[Stored data]
────────────────────────────────────────
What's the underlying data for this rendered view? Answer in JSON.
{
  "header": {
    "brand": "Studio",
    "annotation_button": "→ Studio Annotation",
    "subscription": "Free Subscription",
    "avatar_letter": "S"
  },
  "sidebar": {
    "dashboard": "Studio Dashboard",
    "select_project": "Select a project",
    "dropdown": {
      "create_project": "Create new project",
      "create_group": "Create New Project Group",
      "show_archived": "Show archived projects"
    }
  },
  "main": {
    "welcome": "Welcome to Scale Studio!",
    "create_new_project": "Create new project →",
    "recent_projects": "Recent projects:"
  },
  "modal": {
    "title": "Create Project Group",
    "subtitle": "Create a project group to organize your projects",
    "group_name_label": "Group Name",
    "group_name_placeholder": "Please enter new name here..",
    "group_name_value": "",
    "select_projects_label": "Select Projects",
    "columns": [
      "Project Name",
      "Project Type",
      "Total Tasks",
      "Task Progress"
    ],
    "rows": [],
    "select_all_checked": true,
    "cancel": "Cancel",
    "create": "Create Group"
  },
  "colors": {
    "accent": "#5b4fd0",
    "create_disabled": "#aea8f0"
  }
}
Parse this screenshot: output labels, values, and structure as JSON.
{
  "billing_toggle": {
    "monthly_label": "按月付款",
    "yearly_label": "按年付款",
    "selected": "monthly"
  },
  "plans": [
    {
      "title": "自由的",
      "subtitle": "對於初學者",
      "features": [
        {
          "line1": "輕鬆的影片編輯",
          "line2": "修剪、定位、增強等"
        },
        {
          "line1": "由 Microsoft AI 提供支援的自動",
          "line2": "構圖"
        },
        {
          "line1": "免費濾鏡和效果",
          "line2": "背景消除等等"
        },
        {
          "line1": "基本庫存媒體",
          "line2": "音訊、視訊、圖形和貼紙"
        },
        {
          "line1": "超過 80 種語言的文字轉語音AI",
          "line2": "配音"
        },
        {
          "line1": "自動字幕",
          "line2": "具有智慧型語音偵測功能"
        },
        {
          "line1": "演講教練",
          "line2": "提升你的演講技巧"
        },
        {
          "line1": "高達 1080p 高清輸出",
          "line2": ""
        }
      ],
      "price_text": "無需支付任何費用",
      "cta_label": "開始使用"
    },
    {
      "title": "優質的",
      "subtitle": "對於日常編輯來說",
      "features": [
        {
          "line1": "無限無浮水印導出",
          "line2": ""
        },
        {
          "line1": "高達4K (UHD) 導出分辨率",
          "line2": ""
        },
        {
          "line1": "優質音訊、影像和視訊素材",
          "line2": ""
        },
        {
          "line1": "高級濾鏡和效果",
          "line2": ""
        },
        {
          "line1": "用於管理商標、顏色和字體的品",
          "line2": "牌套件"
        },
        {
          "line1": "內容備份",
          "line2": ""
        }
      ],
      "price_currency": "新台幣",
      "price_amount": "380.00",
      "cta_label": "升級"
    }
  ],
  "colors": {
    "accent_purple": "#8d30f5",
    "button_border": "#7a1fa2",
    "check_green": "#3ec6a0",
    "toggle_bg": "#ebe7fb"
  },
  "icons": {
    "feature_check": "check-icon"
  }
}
────────────────────────────────────────
#### Exercise:
Without changing a word, restate the whole listing.

#### In response:
What's the underlying data for this rendered view? Answer in JSON.
{
  "header": {
    "brand": "Studio",
    "annotation_button": "→ Studio Annotation",
    "subscription": "Free Subscription",
    "avatar_letter": "S"
  },
  "sidebar": {
    "dashboard": "Studio Dashboard",
    "select_project": "Select a project",
    "dropdown": {
      "create_project": "Create new project",
      "create_group": "Create New Project Group",
      "show_archived": "Show archived projects"
    }
  },
  "main": {
    "welcome": "Welcome to Scale Studio!",
    "create_new_project": "Create new project →",
    "recent_projects": "Recent projects:"
  },
  "modal": {
    "title": "Create Project Group",
    "subtitle": "Create a project group to organize your projects",
    "group_name_label": "Group Name",
    "group_name_placeholder": "Please enter new name here..",
    "group_name_value": "",
    "select_projects_label": "Select Projects",
    "columns": [
      "Project Name",
      "Project Type",
      "Total Tasks",
      "Task Progress"
    ],
    "rows": [],
    "select_all_checked": true,
    "cancel": "Cancel",
    "create": "Create Group"
  },
  "colors": {
    "accent": "#5b4fd0",
    "create_disabled": "#aea8f0"
  }
}
Parse this screenshot: output labels, values, and structure as JSON.
{
  "billing_toggle": {
    "monthly_label": "按月付款",
    "yearly_label": "按年付款",
    "selected": "monthly"
  },
  "plans": [
    {
      "title": "自由的",
      "subtitle": "對於初學者",
      "features": [
        {
          "line1": "輕鬆的影片編輯",
          "line2": "修剪、定位、增強等"
        },
        {
          "line1": "由 Microsoft AI 提供支援的自動",
          "line2": "構圖"
        },
        {
          "line1": "免費濾鏡和效果",
          "line2": "背景消除等等"
        },
        {
          "line1": "基本庫存媒體",
          "line2": "音訊、視訊、圖形和貼紙"
        },
        {
          "line1": "超過 80 種語言的文字轉語音AI",
          "line2": "配音"
        },
        {
          "line1": "自動字幕",
          "line2": "具有智慧型語音偵測功能"
        },
        {
          "line1": "演講教練",
          "line2": "提升你的演講技巧"
        },
        {
          "line1": "高達 1080p 高清輸出",
          "line2": ""
        }
      ],
      "price_text": "無需支付任何費用",
      "cta_label": "開始使用"
    },
    {
      "title": "優質的",
      "subtitle": "對於日常編輯來說",
      "features": [
        {
          "line1": "無限無浮水印導出",
          "line2": ""
        },
        {
          "line1": "高達4K (UHD) 導出分辨率",
          "line2": ""
        },
        {
          "line1": "優質音訊、影像和視訊素材",
          "line2": ""
        },
        {
          "line1": "高級濾鏡和效果",
          "line2": ""
        },
        {
          "line1": "用於管理商標、顏色和字體的品",
          "line2": "牌套件"
        },
        {
          "line1": "內容備份",
          "line2": ""
        }
      ],
      "price_currency": "新台幣",
      "price_amount": "380.00",
      "cta_label": "升級"
    }
  ],
  "colors": {
    "accent_purple": "#8d30f5",
    "button_border": "#7a1fa2",
    "check_green": "#3ec6a0",
    "toggle_bg": "#ebe7fb"
  },
  "icons": {
    "feature_check": "check-icon"
  }
}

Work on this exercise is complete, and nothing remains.